(Extracted records)
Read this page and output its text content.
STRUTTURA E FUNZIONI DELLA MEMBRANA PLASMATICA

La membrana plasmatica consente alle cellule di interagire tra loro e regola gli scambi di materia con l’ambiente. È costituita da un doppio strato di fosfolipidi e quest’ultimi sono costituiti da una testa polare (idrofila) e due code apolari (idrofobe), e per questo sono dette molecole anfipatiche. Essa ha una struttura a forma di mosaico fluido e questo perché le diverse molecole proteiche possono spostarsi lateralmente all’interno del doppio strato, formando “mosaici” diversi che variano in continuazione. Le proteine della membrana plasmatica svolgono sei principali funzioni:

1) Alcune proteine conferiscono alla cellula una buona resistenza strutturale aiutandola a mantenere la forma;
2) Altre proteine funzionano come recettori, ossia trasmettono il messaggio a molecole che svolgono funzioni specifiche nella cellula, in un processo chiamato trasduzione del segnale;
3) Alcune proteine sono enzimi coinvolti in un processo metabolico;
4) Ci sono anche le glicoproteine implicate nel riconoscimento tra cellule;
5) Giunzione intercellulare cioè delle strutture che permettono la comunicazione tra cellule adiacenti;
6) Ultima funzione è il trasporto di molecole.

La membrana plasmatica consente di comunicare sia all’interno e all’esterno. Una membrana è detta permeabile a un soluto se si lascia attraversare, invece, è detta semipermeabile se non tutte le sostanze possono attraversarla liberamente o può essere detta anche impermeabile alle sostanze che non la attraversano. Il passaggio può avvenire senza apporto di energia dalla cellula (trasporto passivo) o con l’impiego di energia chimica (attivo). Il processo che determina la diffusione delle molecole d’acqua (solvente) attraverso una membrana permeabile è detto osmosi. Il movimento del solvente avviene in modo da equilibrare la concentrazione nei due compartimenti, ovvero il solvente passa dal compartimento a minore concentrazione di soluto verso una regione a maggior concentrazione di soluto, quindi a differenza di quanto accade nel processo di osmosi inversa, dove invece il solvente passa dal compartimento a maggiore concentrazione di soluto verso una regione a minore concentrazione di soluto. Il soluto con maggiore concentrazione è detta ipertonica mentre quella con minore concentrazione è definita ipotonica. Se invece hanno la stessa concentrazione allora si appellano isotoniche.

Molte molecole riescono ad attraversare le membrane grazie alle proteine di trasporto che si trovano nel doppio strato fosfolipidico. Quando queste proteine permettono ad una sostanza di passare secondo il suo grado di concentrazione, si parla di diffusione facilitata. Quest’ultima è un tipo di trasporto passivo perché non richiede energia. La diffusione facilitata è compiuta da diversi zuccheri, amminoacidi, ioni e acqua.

● **Directions for this task**
Please return the data above exactly as given.

● **Your response**
Read this page and output its text content.
STRUTTURA E FUNZIONI DELLA MEMBRANA PLASMATICA

La membrana plasmatica consente alle cellule di interagire tra loro e regola gli scambi di materia con l’ambiente. È costituita da un doppio strato di fosfolipidi e quest’ultimi sono costituiti da una testa polare (idrofila) e due code apolari (idrofobe), e per questo sono dette molecole anfipatiche. Essa ha una struttura a forma di mosaico fluido e questo perché le diverse molecole proteiche possono spostarsi lateralmente all’interno del doppio strato, formando “mosaici” diversi che variano in continuazione. Le proteine della membrana plasmatica svolgono sei principali funzioni:

1) Alcune proteine conferiscono alla cellula una buona resistenza strutturale aiutandola a mantenere la forma;
2) Altre proteine funzionano come recettori, ossia trasmettono il messaggio a molecole che svolgono funzioni specifiche nella cellula, in un processo chiamato trasduzione del segnale;
3) Alcune proteine sono enzimi coinvolti in un processo metabolico;
4) Ci sono anche le glicoproteine implicate nel riconoscimento tra cellule;
5) Giunzione intercellulare cioè delle strutture che permettono la comunicazione tra cellule adiacenti;
6) Ultima funzione è il trasporto di molecole.

La membrana plasmatica consente di comunicare sia all’interno e all’esterno. Una membrana è detta permeabile a un soluto se si lascia attraversare, invece, è detta semipermeabile se non tutte le sostanze possono attraversarla liberamente o può essere detta anche impermeabile alle sostanze che non la attraversano. Il passaggio può avvenire senza apporto di energia dalla cellula (trasporto passivo) o con l’impiego di energia chimica (attivo). Il processo che determina la diffusione delle molecole d’acqua (solvente) attraverso una membrana permeabile è detto osmosi. Il movimento del solvente avviene in modo da equilibrare la concentrazione nei due compartimenti, ovvero il solvente passa dal compartimento a minore concentrazione di soluto verso una regione a maggior concentrazione di soluto, quindi a differenza di quanto accade nel processo di osmosi inversa, dove invece il solvente passa dal compartimento a maggiore concentrazione di soluto verso una regione a minore concentrazione di soluto. Il soluto con maggiore concentrazione è detta ipertonica mentre quella con minore concentrazione è definita ipotonica. Se invece hanno la stessa concentrazione allora si appellano isotoniche.

Molte molecole riescono ad attraversare le membrane grazie alle proteine di trasporto che si trovano nel doppio strato fosfolipidico. Quando queste proteine permettono ad una sostanza di passare secondo il suo grado di concentrazione, si parla di diffusione facilitata. Quest’ultima è un tipo di trasporto passivo perché non richiede energia. La diffusione facilitata è compiuta da diversi zuccheri, amminoacidi, ioni e acqua.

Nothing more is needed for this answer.